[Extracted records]
┄┄┄┄┄┄

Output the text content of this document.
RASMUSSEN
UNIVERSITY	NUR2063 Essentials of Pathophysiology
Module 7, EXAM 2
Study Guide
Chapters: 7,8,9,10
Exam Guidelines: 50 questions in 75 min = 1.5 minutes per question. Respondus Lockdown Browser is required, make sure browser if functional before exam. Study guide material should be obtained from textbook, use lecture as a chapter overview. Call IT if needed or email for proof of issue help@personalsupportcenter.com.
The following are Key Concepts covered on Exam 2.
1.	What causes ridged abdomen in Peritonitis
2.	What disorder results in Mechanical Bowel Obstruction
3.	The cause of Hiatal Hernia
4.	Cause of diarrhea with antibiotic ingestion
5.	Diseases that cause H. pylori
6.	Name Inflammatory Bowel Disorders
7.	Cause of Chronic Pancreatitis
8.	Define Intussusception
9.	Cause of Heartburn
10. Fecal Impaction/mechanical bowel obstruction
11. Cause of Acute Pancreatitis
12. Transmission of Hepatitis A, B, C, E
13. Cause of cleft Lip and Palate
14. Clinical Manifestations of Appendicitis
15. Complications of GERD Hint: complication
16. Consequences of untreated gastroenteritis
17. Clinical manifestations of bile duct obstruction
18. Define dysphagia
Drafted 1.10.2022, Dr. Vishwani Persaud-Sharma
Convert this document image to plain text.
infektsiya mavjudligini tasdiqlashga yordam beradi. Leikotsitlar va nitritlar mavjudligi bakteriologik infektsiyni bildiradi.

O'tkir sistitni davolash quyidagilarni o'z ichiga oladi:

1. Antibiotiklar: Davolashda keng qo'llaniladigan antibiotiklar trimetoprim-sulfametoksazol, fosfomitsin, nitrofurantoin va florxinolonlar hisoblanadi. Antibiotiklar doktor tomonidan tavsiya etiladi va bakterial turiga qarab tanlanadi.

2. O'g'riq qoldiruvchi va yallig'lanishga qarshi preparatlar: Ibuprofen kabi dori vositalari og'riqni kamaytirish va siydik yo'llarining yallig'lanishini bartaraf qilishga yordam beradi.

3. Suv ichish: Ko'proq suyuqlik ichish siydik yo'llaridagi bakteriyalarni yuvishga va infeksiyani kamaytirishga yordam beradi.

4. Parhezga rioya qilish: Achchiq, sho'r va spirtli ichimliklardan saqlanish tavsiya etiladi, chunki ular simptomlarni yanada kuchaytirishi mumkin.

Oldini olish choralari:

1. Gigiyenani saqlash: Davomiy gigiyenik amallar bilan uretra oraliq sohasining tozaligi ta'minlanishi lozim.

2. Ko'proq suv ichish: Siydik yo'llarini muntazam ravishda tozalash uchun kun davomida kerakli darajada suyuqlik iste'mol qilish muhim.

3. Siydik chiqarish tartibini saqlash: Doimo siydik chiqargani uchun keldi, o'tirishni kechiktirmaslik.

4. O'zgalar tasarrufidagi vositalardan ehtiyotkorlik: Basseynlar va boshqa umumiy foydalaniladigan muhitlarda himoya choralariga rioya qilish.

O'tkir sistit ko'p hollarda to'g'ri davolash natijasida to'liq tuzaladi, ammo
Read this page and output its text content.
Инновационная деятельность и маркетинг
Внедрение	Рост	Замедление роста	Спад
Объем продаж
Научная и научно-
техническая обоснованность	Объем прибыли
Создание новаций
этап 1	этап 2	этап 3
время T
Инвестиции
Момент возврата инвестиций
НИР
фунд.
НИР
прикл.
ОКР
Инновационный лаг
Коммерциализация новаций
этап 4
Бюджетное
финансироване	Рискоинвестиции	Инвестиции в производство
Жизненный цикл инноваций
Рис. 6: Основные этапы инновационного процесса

┄┄┄┄┄┄

| Goal |
The word "Clinical" appears in how many lines of the records? Give the number only.

| The completed task |
2